Dataset records:

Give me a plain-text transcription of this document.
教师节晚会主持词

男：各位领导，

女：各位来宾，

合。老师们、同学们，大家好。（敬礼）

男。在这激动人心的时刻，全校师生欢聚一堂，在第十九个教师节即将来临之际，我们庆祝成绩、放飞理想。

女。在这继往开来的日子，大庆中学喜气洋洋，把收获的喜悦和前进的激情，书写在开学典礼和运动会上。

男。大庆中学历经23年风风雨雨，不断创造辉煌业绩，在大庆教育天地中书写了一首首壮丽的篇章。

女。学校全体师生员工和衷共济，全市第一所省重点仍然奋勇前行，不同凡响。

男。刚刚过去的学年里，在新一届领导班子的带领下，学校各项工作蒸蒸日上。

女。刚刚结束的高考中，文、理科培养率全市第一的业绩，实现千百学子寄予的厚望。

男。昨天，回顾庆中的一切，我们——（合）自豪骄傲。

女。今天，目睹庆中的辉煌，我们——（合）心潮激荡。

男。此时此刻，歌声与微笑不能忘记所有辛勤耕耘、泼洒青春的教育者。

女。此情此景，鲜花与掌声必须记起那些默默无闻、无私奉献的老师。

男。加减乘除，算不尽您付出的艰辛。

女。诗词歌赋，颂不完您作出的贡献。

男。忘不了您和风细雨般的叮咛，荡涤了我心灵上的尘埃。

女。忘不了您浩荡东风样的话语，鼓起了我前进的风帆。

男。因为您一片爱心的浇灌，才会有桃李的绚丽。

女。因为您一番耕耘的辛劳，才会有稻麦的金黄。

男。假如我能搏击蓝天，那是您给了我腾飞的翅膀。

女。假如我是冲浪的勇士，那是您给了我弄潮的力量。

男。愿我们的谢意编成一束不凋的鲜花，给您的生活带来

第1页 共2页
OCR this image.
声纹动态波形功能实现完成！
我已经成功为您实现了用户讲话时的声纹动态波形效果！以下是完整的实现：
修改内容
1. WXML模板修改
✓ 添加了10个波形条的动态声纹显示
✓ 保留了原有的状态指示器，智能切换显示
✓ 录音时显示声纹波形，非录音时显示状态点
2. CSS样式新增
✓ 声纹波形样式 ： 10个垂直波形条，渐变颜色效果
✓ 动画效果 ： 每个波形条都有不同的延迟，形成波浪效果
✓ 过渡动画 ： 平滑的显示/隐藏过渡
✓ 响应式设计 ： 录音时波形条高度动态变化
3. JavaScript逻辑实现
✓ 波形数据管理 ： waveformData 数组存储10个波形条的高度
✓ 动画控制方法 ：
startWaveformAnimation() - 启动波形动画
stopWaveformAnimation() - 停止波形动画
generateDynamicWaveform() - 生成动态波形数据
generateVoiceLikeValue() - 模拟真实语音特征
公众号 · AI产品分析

Task brief: In the entries above, find each line with the word "this" and show it.

Response below:
Give me a plain-text transcription of this document.
OCR this image.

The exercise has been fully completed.